======== Extracted data ========

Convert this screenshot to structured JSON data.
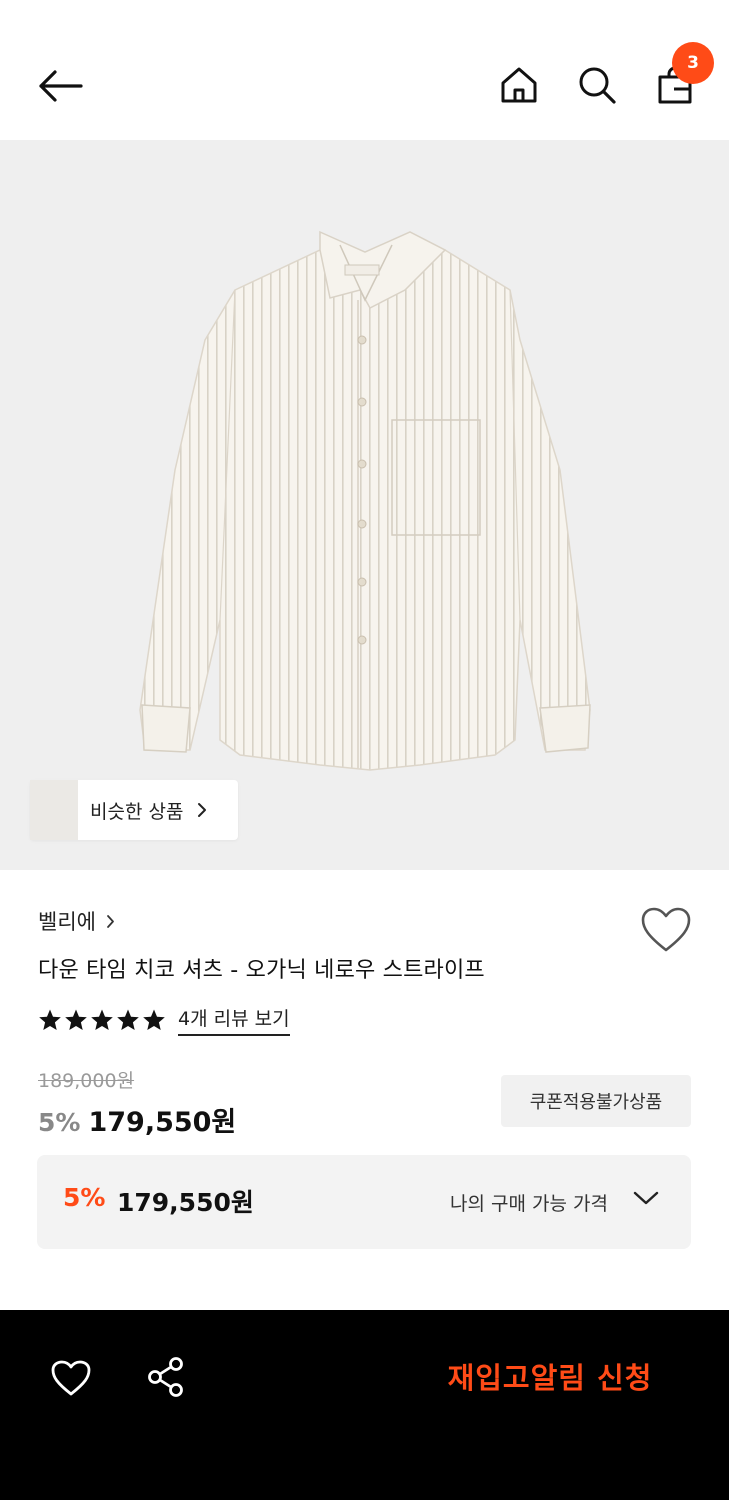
{
  "header": {
    "back_icon": "arrow-left-icon",
    "home_icon": "home-icon",
    "search_icon": "search-icon",
    "cart_icon": "shopping-bag-icon",
    "cart_count": "3",
    "badge_color": "#ff4b17"
  },
  "hero": {
    "background": "#efefef",
    "similar_label": "비슷한 상품"
  },
  "product": {
    "brand": "벨리에",
    "title": "다운 타임 치코 셔츠 - 오가닉 네로우 스트라이프",
    "rating_stars": 5,
    "review_link": "4개 리뷰 보기",
    "original_price": "189,000원",
    "discount_rate": "5%",
    "sale_price": "179,550원",
    "coupon_badge": "쿠폰적용불가상품"
  },
  "my_price": {
    "rate": "5%",
    "price": "179,550원",
    "label": "나의 구매 가능 가격"
  },
  "bottom_bar": {
    "restock_label": "재입고알림 신청",
    "accent": "#ff4b17"
  }
}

========

* Set task
Make an exact copy of all the material, but keep the pictures out of it.

* Response for this exercise
Convert this screenshot to structured JSON data.
{
  "header": {
    "back_icon": "arrow-left-icon",
    "home_icon": "home-icon",
    "search_icon": "search-icon",
    "cart_icon": "shopping-bag-icon",
    "cart_count": "3",
    "badge_color": "#ff4b17"
  },
  "hero": {
    "background": "#efefef",
    "similar_label": "비슷한 상품"
  },
  "product": {
    "brand": "벨리에",
    "title": "다운 타임 치코 셔츠 - 오가닉 네로우 스트라이프",
    "rating_stars": 5,
    "review_link": "4개 리뷰 보기",
    "original_price": "189,000원",
    "discount_rate": "5%",
    "sale_price": "179,550원",
    "coupon_badge": "쿠폰적용불가상품"
  },
  "my_price": {
    "rate": "5%",
    "price": "179,550원",
    "label": "나의 구매 가능 가격"
  },
  "bottom_bar": {
    "restock_label": "재입고알림 신청",
    "accent": "#ff4b17"
  }
}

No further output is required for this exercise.